TASK TO CARRY OUT :: Collect all lines from the records below that include the word "Total".
___ DATASET EXCERPTS ___
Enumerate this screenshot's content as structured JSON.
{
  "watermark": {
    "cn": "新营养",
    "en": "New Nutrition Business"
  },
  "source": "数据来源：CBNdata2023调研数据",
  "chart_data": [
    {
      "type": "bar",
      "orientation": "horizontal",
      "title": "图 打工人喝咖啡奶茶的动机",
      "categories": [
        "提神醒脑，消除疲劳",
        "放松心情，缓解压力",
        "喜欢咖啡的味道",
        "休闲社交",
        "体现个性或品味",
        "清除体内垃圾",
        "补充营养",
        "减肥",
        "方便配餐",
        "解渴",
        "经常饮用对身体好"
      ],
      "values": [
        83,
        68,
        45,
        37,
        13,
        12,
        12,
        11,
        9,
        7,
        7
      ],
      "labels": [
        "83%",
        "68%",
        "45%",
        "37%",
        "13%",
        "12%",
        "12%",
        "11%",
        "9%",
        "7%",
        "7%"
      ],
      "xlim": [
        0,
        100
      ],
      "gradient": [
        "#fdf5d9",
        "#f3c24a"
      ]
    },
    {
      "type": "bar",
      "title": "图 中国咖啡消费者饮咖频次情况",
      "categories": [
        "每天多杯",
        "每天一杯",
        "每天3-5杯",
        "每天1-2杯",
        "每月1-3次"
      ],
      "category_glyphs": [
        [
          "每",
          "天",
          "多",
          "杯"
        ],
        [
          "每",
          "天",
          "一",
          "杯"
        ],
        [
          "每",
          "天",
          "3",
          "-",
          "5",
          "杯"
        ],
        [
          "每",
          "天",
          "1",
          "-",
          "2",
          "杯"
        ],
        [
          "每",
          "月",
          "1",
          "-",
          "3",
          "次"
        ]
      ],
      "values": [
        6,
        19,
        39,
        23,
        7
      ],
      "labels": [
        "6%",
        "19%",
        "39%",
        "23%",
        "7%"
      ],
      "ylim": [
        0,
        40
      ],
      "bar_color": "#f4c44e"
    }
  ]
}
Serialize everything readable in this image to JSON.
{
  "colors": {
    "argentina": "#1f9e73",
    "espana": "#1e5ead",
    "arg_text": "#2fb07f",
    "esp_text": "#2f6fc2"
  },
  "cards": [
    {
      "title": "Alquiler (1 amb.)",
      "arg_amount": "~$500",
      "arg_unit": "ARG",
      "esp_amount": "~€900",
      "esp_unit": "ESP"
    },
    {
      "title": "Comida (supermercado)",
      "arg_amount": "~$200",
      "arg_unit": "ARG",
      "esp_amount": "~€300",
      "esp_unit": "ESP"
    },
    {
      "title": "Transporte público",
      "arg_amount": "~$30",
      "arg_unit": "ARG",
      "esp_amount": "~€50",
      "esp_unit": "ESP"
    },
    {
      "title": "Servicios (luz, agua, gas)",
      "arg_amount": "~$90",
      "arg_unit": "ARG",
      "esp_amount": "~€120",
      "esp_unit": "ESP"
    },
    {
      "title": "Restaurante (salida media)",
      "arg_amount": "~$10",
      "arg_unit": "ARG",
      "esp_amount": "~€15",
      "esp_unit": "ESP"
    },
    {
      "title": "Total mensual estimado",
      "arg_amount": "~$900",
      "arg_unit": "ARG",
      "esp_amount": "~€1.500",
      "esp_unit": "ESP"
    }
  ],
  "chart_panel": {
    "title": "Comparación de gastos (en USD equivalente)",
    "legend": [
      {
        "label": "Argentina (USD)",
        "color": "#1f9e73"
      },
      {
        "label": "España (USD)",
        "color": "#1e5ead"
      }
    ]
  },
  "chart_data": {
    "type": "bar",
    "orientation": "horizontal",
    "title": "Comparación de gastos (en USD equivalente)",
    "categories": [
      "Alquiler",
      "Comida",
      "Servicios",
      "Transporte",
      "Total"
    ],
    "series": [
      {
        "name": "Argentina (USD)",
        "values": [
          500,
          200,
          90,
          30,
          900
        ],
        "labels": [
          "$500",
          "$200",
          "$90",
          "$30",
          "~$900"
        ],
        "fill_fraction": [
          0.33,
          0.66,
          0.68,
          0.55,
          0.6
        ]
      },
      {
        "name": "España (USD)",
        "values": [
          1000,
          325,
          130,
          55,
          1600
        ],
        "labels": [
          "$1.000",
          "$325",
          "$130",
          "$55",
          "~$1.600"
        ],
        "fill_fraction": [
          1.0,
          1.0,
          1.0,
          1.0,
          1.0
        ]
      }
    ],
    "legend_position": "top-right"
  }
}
___
___ DATASET EXCERPTS ___
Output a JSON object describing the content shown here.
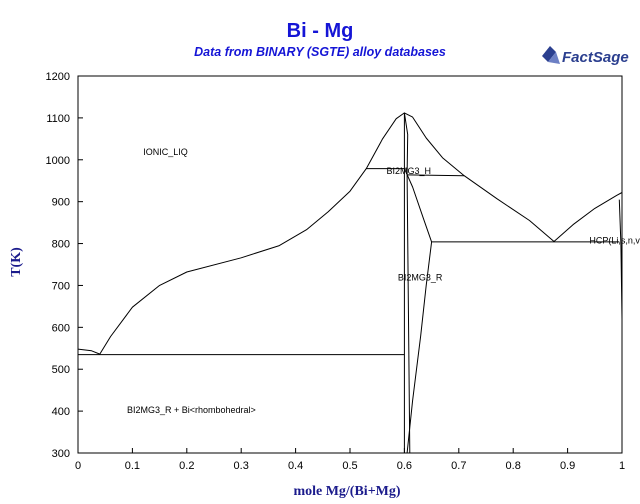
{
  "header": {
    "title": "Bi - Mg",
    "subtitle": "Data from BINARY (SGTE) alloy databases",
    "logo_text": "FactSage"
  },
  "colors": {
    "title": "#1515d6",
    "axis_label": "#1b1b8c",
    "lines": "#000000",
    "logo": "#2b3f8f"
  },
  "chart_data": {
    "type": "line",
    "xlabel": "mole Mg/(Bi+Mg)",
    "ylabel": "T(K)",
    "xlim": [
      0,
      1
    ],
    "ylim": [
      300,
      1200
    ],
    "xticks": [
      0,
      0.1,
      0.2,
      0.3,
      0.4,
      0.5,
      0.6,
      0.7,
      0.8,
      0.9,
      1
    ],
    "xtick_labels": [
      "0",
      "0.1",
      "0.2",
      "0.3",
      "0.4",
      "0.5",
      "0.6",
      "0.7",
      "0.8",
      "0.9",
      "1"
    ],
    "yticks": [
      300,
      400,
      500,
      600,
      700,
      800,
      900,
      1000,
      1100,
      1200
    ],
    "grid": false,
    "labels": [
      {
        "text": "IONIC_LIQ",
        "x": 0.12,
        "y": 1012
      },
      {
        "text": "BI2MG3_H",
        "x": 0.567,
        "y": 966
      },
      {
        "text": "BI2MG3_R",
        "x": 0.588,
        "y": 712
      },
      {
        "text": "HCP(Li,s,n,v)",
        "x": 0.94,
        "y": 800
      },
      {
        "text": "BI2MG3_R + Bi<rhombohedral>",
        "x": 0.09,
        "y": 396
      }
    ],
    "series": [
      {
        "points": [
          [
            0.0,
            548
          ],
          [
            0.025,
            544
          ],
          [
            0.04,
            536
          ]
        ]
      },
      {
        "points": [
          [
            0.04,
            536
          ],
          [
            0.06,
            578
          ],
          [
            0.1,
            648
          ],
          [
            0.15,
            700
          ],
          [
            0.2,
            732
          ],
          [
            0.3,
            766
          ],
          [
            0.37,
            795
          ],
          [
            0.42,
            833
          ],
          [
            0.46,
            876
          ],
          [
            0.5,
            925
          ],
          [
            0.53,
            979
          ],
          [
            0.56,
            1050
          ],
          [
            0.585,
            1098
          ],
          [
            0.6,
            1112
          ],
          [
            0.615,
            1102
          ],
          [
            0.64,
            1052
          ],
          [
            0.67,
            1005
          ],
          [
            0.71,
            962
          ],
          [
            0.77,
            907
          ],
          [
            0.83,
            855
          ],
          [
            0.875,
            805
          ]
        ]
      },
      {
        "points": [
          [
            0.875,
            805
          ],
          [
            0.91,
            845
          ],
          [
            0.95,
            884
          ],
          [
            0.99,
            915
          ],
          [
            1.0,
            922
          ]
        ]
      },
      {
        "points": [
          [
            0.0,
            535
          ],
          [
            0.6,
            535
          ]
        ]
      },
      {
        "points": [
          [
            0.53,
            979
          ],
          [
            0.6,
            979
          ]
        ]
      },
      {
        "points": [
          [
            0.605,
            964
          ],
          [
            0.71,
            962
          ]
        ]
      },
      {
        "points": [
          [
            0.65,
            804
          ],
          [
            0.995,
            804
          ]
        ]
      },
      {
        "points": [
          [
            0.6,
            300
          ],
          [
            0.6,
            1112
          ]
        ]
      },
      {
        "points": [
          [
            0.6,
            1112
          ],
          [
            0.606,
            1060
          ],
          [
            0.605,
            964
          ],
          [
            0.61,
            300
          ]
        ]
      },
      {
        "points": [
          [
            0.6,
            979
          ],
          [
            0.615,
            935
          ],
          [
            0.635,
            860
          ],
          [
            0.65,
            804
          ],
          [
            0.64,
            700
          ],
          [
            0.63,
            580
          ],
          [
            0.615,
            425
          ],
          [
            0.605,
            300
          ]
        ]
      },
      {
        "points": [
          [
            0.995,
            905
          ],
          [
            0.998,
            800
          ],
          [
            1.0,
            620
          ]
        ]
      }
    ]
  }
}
___
RESULT ::
      "title": "Total mensual estimado",
      "Total"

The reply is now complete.